DATA PROVIDED:
════

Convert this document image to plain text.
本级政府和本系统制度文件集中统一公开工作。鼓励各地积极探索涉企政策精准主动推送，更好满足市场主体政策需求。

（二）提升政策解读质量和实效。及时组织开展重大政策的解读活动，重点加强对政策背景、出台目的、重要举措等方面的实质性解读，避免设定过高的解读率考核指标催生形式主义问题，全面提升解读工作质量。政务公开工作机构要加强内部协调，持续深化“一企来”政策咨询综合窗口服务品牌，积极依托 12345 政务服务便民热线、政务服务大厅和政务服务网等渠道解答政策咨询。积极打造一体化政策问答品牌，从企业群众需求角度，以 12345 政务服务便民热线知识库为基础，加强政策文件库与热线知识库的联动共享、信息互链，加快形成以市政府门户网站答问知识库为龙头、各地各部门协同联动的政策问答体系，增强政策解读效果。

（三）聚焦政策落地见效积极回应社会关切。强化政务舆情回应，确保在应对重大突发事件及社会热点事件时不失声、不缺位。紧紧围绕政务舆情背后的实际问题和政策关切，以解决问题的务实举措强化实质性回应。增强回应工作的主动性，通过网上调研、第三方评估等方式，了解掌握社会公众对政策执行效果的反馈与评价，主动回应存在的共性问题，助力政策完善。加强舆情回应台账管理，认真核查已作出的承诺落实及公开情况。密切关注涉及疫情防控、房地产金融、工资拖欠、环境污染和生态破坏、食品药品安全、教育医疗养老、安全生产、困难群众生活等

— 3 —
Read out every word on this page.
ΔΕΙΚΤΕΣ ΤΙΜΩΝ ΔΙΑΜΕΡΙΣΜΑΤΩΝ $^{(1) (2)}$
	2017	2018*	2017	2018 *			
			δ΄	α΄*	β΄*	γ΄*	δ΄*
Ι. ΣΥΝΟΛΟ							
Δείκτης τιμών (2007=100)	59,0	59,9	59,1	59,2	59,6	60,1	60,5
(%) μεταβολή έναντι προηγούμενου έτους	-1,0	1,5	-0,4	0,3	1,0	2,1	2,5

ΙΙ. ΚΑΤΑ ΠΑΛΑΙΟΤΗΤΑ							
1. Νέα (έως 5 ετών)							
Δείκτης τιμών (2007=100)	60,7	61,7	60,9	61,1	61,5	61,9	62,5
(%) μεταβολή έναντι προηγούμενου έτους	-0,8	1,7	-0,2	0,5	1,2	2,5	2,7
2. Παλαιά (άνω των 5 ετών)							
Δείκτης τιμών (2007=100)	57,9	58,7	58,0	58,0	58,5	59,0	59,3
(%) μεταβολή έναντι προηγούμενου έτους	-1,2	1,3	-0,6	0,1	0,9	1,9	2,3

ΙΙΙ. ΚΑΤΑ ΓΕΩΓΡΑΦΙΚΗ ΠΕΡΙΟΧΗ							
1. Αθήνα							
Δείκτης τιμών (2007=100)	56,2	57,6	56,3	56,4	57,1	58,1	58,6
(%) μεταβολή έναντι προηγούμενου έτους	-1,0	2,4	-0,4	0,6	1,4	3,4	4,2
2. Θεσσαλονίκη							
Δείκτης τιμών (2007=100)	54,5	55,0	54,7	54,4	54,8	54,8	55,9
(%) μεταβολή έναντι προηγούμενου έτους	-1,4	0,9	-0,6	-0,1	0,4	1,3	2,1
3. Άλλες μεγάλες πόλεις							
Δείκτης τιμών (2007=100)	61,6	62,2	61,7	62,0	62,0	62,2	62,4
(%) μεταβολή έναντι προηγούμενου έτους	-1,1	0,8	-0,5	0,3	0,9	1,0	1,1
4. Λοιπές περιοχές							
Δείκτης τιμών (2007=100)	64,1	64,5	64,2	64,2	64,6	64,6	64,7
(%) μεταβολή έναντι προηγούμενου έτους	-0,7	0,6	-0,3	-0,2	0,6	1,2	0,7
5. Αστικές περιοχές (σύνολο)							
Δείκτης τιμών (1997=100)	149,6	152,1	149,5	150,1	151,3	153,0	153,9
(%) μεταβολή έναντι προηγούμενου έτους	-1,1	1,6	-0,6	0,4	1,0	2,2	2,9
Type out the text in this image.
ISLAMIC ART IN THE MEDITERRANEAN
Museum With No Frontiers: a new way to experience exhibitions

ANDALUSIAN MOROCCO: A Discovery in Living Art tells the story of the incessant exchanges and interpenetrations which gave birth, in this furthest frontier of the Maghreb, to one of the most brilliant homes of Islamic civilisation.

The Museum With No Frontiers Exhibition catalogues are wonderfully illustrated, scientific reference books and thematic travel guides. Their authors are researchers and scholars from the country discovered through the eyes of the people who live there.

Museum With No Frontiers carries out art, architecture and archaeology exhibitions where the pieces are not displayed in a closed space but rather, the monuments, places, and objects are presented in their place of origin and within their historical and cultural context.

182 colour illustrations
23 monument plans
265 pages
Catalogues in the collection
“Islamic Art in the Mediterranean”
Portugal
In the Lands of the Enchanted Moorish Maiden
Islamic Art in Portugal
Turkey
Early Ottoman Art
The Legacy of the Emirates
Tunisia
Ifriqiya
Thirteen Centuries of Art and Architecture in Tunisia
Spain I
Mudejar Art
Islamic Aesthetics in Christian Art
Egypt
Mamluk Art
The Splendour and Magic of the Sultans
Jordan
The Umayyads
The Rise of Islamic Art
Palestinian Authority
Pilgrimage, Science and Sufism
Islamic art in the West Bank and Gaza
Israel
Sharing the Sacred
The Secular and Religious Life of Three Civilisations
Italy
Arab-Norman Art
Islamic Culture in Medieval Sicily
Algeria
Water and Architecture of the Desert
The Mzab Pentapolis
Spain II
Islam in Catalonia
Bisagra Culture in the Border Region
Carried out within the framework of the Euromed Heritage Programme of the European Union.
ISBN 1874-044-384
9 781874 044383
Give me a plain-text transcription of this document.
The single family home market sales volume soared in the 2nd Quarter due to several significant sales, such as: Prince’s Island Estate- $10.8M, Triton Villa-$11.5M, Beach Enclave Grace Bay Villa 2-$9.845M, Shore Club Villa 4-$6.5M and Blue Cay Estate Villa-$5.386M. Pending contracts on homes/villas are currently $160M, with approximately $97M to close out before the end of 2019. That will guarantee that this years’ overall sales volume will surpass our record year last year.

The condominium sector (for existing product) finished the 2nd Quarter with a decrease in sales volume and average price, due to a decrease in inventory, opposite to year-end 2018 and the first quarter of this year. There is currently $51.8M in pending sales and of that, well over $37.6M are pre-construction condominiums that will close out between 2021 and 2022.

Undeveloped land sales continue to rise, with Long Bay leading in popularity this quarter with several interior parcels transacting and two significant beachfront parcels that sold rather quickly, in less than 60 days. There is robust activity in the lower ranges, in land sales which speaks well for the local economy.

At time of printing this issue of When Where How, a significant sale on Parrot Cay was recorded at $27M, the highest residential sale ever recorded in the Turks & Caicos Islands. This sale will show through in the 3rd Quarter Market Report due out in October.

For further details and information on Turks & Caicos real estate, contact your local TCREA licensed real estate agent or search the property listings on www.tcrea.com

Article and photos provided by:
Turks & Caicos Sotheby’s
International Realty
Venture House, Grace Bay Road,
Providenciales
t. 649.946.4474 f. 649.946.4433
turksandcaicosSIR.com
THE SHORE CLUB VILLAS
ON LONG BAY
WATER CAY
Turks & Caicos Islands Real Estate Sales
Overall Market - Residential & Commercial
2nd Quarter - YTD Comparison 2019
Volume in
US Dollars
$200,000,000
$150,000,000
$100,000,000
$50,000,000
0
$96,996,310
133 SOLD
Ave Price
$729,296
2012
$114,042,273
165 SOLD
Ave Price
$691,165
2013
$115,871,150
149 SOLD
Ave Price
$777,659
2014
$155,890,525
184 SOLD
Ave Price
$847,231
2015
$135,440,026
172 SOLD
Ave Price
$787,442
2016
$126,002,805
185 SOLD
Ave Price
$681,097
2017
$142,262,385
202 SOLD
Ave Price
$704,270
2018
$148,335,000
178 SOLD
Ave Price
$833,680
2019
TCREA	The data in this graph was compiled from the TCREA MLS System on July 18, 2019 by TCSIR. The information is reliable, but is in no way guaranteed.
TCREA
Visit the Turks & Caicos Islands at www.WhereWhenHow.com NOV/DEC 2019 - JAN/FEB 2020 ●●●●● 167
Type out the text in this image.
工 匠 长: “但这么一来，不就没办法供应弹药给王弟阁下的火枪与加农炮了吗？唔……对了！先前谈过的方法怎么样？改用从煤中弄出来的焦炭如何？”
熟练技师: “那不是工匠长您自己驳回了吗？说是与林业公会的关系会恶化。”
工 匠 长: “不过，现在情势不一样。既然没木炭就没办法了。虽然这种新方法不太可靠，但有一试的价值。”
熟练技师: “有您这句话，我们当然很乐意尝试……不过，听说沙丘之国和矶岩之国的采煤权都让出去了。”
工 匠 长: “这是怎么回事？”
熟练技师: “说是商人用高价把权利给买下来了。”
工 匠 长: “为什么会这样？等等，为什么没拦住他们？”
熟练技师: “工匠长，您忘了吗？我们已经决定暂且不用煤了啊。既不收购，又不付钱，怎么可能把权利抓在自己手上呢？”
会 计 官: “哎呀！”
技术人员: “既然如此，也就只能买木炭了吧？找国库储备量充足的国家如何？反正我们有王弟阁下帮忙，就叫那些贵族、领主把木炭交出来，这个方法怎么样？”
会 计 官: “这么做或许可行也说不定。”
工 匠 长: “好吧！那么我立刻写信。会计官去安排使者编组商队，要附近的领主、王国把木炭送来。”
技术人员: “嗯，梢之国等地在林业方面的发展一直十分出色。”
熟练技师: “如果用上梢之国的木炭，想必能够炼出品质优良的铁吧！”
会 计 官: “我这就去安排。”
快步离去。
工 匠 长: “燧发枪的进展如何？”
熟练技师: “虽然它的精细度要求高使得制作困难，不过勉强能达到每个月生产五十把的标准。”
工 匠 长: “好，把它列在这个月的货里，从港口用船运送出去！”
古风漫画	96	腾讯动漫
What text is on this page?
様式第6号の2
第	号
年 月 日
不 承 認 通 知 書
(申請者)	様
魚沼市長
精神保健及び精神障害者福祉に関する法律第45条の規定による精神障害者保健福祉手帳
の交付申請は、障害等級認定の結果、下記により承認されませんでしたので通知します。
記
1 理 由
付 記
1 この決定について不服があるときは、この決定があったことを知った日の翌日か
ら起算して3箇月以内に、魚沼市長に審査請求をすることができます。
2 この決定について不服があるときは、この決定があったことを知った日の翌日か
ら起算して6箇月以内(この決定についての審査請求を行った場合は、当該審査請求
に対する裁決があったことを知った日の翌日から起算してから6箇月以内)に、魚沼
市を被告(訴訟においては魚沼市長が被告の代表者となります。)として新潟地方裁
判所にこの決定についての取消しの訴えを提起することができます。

════

Select all lines in the listing that include the word "through".

The Museum With No Frontiers Exhibition catalogues are wonderfully illustrated, scientific reference books and thematic travel guides. Their authors are researchers and scholars from the country discovered through the eyes of the people who live there.
At time of printing this issue of When Where How, a significant sale on Parrot Cay was recorded at $27M, the highest residential sale ever recorded in the Turks & Caicos Islands. This sale will show through in the 3rd Quarter Market Report due out in October.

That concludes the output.